■ Given problem: List every line below containing "coding".

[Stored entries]

◇ ◇ ◇ ◇ ◇ ◇ ◇

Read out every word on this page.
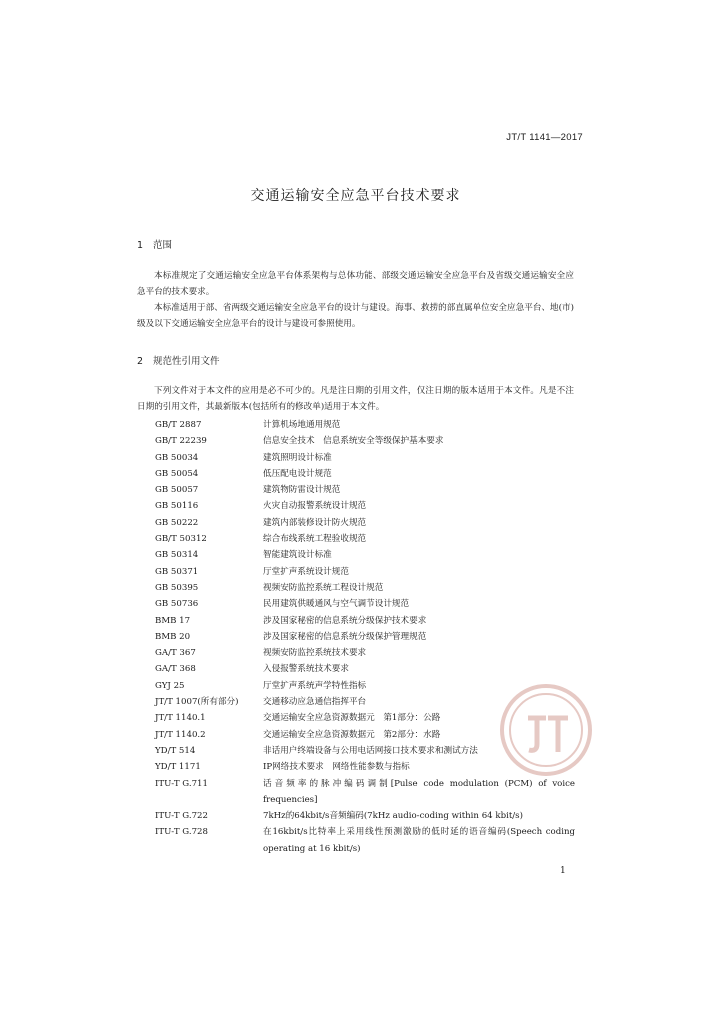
JT/T 1141—2017
交通运输安全应急平台技术要求
1 范围
本标准规定了交通运输安全应急平台体系架构与总体功能、部级交通运输安全应急平台及省级交通运输安全应急平台的技术要求。
本标准适用于部、省两级交通运输安全应急平台的设计与建设。海事、救捞的部直属单位安全应急平台、地(市)级及以下交通运输安全应急平台的设计与建设可参照使用。
2 规范性引用文件
下列文件对于本文件的应用是必不可少的。凡是注日期的引用文件，仅注日期的版本适用于本文件。凡是不注日期的引用文件，其最新版本(包括所有的修改单)适用于本文件。
GB/T 2887	计算机场地通用规范
GB/T 22239	信息安全技术　信息系统安全等级保护基本要求
GB 50034	建筑照明设计标准
GB 50054	低压配电设计规范
GB 50057	建筑物防雷设计规范
GB 50116	火灾自动报警系统设计规范
GB 50222	建筑内部装修设计防火规范
GB/T 50312	综合布线系统工程验收规范
GB 50314	智能建筑设计标准
GB 50371	厅堂扩声系统设计规范
GB 50395	视频安防监控系统工程设计规范
GB 50736	民用建筑供暖通风与空气调节设计规范
BMB 17	涉及国家秘密的信息系统分级保护技术要求
BMB 20	涉及国家秘密的信息系统分级保护管理规范
GA/T 367	视频安防监控系统技术要求
GA/T 368	入侵报警系统技术要求
GYJ 25	厅堂扩声系统声学特性指标
JT/T 1007(所有部分)	交通移动应急通信指挥平台
JT/T 1140.1	交通运输安全应急资源数据元　第1部分：公路
JT/T 1140.2	交通运输安全应急资源数据元　第2部分：水路
YD/T 514	非话用户终端设备与公用电话网接口技术要求和测试方法
YD/T 1171	IP网络技术要求　网络性能参数与指标
ITU-T G.711	话音频率的脉冲编码调制[Pulse code modulation (PCM) of voice frequencies]
ITU-T G.722	7kHz的64kbit/s音频编码(7kHz audio-coding within 64 kbit/s)
ITU-T G.728	在16kbit/s比特率上采用线性预测激励的低时延的语音编码(Speech coding operating at 16 kbit/s)
1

◇ ◇ ◇ ◇ ◇ ◇ ◇

■ The completed task:
ITU-T G.722	7kHz的64kbit/s音频编码(7kHz audio-coding within 64 kbit/s)
ITU-T G.728	在16kbit/s比特率上采用线性预测激励的低时延的语音编码(Speech coding operating at 16 kbit/s)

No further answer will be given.